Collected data
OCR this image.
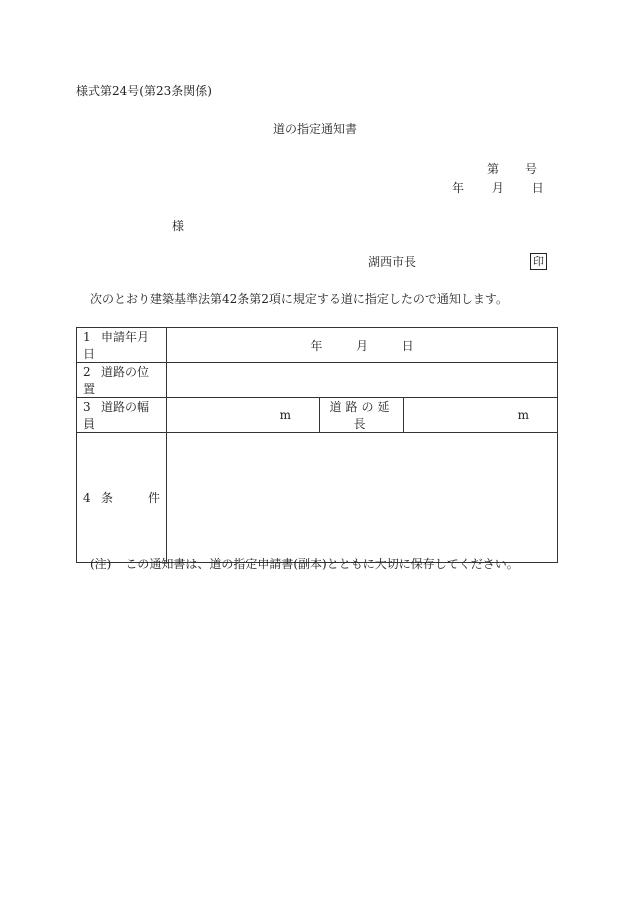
様式第24号(第23条関係)
道の指定通知書
第 号
年 月 日
様
湖西市長	印
次のとおり建築基準法第42条第2項に規定する道に指定したので通知します。
1 申請年月日	年 月 日		
2 道路の位置			
3 道路の幅員	m	道路の延長	m

4 条 件			

(注) この通知書は、道の指定申請書(副本)とともに大切に保存してください。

- **Written task**
Write out every entry again word for word, without any of the pictures.

- **Written answer**
OCR this image.
様式第24号(第23条関係)
道の指定通知書
第 号
年 月 日
様
湖西市長	印
次のとおり建築基準法第42条第2項に規定する道に指定したので通知します。
1 申請年月日	年 月 日		
2 道路の位置			
3 道路の幅員	m	道路の延長	m

4 条 件			

(注) この通知書は、道の指定申請書(副本)とともに大切に保存してください。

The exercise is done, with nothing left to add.